Task goal: An exact copy of all the data is required, with pictures left out.

START Material supplied

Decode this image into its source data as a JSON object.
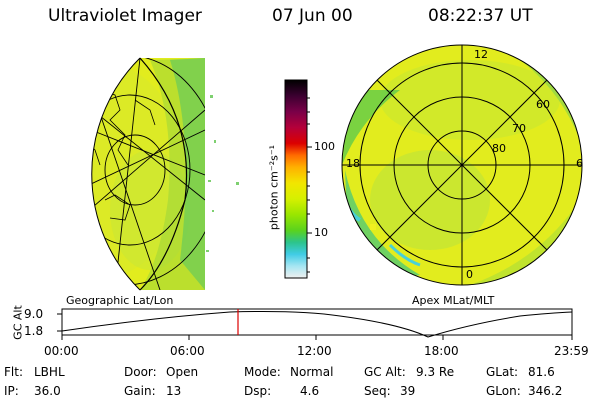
{
  "header": {
    "instrument": "Ultraviolet Imager",
    "date": "07 Jun 00",
    "time": "08:22:37 UT"
  },
  "left_panel": {
    "label": "Geographic Lat/Lon"
  },
  "right_panel": {
    "label": "Apex MLat/MLT",
    "mlt_labels": {
      "top": "12",
      "left": "18",
      "right": "6",
      "bottom": "0"
    },
    "lat_labels": [
      "60",
      "70",
      "80"
    ]
  },
  "colorbar": {
    "unit_label": "photon cm⁻²s⁻¹",
    "tick_100": "100",
    "tick_10": "10",
    "colors": [
      "#000000",
      "#3b0030",
      "#7a0048",
      "#b4003a",
      "#dc0000",
      "#ff6a00",
      "#ffb000",
      "#f2e600",
      "#d6f000",
      "#9ae600",
      "#5ad21e",
      "#2cc48c",
      "#40cce6",
      "#a6e6f2",
      "#f0f0f0"
    ]
  },
  "altitude_plot": {
    "ylabel": "GC Alt",
    "ytick_top": "9.0",
    "ytick_bottom": "1.8",
    "xticks": [
      "00:00",
      "06:00",
      "12:00",
      "18:00",
      "23:59"
    ]
  },
  "info": {
    "filter": {
      "label": "Flt:",
      "value": "LBHL"
    },
    "ip": {
      "label": "IP:",
      "value": "36.0"
    },
    "door": {
      "label": "Door:",
      "value": "Open"
    },
    "gain": {
      "label": "Gain:",
      "value": "13"
    },
    "mode": {
      "label": "Mode:",
      "value": "Normal"
    },
    "dsp": {
      "label": "Dsp:",
      "value": "4.6"
    },
    "gc_alt": {
      "label": "GC Alt:",
      "value": "9.3 Re"
    },
    "seq": {
      "label": "Seq:",
      "value": "39"
    },
    "glat": {
      "label": "GLat:",
      "value": "81.6"
    },
    "glon": {
      "label": "GLon:",
      "value": "346.2"
    }
  },
  "colors": {
    "aurora_yellow": "#e6ee1a",
    "aurora_lime": "#c4e83a",
    "aurora_green": "#4ec850",
    "aurora_cyan": "#48d0d8",
    "marker_red": "#dd0000"
  }
}
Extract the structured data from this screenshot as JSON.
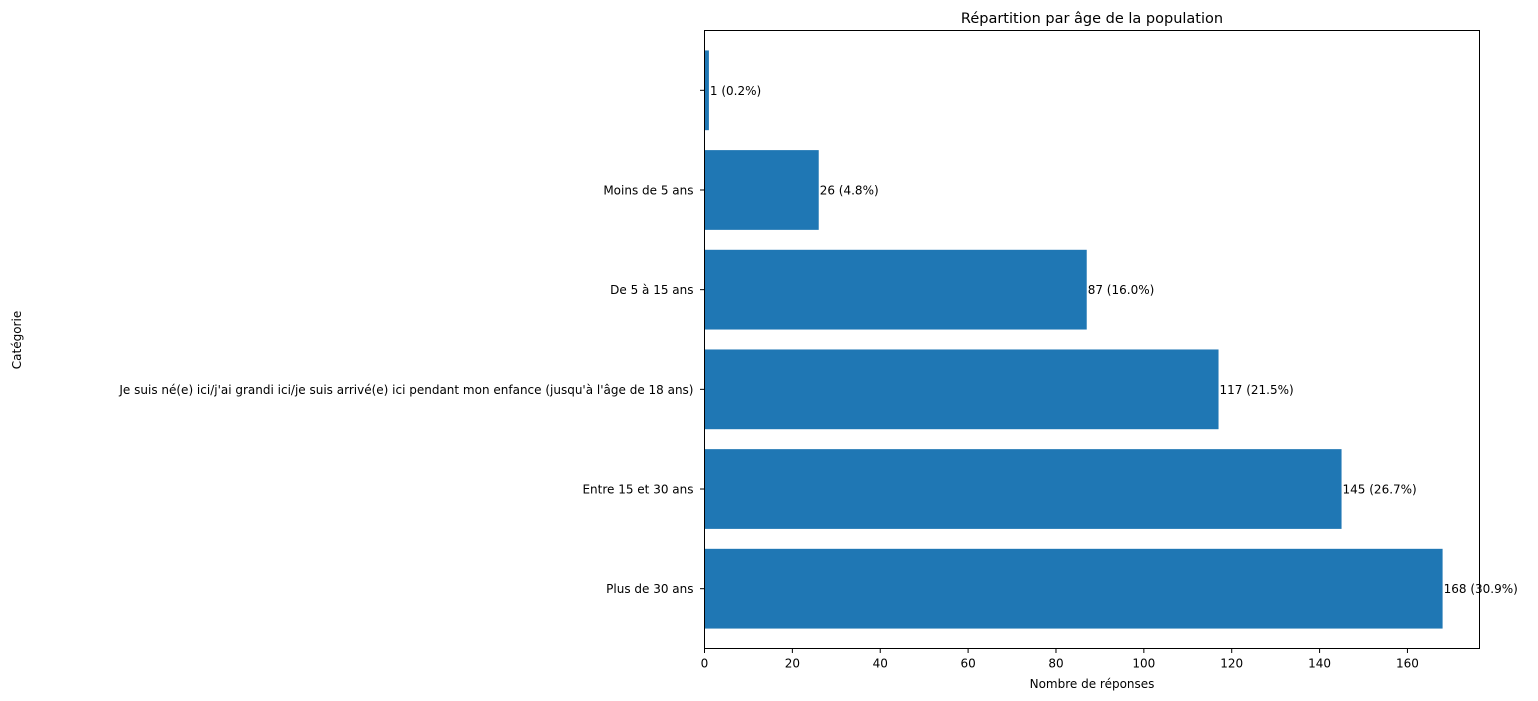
{
  "chart_data": {
    "type": "bar",
    "orientation": "horizontal",
    "title": "Répartition par âge de la population",
    "xlabel": "Nombre de réponses",
    "ylabel": "Catégorie",
    "categories": [
      "Plus de 30 ans",
      "Entre 15 et 30 ans",
      "Je suis né(e) ici/j'ai grandi ici/je suis arrivé(e) ici pendant mon enfance (jusqu'à l'âge de 18 ans)",
      "De 5 à 15 ans",
      "Moins de 5 ans",
      ""
    ],
    "values": [
      168,
      145,
      117,
      87,
      26,
      1
    ],
    "value_labels": [
      "168 (30.9%)",
      "145 (26.7%)",
      "117 (21.5%)",
      "87 (16.0%)",
      "26 (4.8%)",
      "1 (0.2%)"
    ],
    "xlim": [
      0,
      176.4
    ],
    "xticks": [
      0,
      20,
      40,
      60,
      80,
      100,
      120,
      140,
      160
    ],
    "grid": false,
    "legend": "none",
    "bar_color": "#1f77b4"
  }
}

END Material supplied

Answer in full:
Decode this image into its source data as a JSON object.
{
  "header": {
    "instrument": "Ultraviolet Imager",
    "date": "07 Jun 00",
    "time": "08:22:37 UT"
  },
  "left_panel": {
    "label": "Geographic Lat/Lon"
  },
  "right_panel": {
    "label": "Apex MLat/MLT",
    "mlt_labels": {
      "top": "12",
      "left": "18",
      "right": "6",
      "bottom": "0"
    },
    "lat_labels": [
      "60",
      "70",
      "80"
    ]
  },
  "colorbar": {
    "unit_label": "photon cm⁻²s⁻¹",
    "tick_100": "100",
    "tick_10": "10",
    "colors": [
      "#000000",
      "#3b0030",
      "#7a0048",
      "#b4003a",
      "#dc0000",
      "#ff6a00",
      "#ffb000",
      "#f2e600",
      "#d6f000",
      "#9ae600",
      "#5ad21e",
      "#2cc48c",
      "#40cce6",
      "#a6e6f2",
      "#f0f0f0"
    ]
  },
  "altitude_plot": {
    "ylabel": "GC Alt",
    "ytick_top": "9.0",
    "ytick_bottom": "1.8",
    "xticks": [
      "00:00",
      "06:00",
      "12:00",
      "18:00",
      "23:59"
    ]
  },
  "info": {
    "filter": {
      "label": "Flt:",
      "value": "LBHL"
    },
    "ip": {
      "label": "IP:",
      "value": "36.0"
    },
    "door": {
      "label": "Door:",
      "value": "Open"
    },
    "gain": {
      "label": "Gain:",
      "value": "13"
    },
    "mode": {
      "label": "Mode:",
      "value": "Normal"
    },
    "dsp": {
      "label": "Dsp:",
      "value": "4.6"
    },
    "gc_alt": {
      "label": "GC Alt:",
      "value": "9.3 Re"
    },
    "seq": {
      "label": "Seq:",
      "value": "39"
    },
    "glat": {
      "label": "GLat:",
      "value": "81.6"
    },
    "glon": {
      "label": "GLon:",
      "value": "346.2"
    }
  },
  "colors": {
    "aurora_yellow": "#e6ee1a",
    "aurora_lime": "#c4e83a",
    "aurora_green": "#4ec850",
    "aurora_cyan": "#48d0d8",
    "marker_red": "#dd0000"
  }
}
Extract the structured data from this screenshot as JSON.
{
  "chart_data": {
    "type": "bar",
    "orientation": "horizontal",
    "title": "Répartition par âge de la population",
    "xlabel": "Nombre de réponses",
    "ylabel": "Catégorie",
    "categories": [
      "Plus de 30 ans",
      "Entre 15 et 30 ans",
      "Je suis né(e) ici/j'ai grandi ici/je suis arrivé(e) ici pendant mon enfance (jusqu'à l'âge de 18 ans)",
      "De 5 à 15 ans",
      "Moins de 5 ans",
      ""
    ],
    "values": [
      168,
      145,
      117,
      87,
      26,
      1
    ],
    "value_labels": [
      "168 (30.9%)",
      "145 (26.7%)",
      "117 (21.5%)",
      "87 (16.0%)",
      "26 (4.8%)",
      "1 (0.2%)"
    ],
    "xlim": [
      0,
      176.4
    ],
    "xticks": [
      0,
      20,
      40,
      60,
      80,
      100,
      120,
      140,
      160
    ],
    "grid": false,
    "legend": "none",
    "bar_color": "#1f77b4"
  }
}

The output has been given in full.